▶ TASK
Set down each entry from the block beneath, exactly as written.

═══ DATA PROVIDED ═══

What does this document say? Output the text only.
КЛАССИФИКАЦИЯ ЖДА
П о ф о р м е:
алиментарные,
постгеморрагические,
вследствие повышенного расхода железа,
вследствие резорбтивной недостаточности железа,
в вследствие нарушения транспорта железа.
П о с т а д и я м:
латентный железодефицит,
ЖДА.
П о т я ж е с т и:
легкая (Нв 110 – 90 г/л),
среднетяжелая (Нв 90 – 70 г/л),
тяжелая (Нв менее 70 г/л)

═══

▶ COMPLETE ANSWER
What does this document say? Output the text only.
КЛАССИФИКАЦИЯ ЖДА
П о ф о р м е:
алиментарные,
постгеморрагические,
вследствие повышенного расхода железа,
вследствие резорбтивной недостаточности железа,
в вследствие нарушения транспорта железа.
П о с т а д и я м:
латентный железодефицит,
ЖДА.
П о т я ж е с т и:
легкая (Нв 110 – 90 г/л),
среднетяжелая (Нв 90 – 70 г/л),
тяжелая (Нв менее 70 г/л)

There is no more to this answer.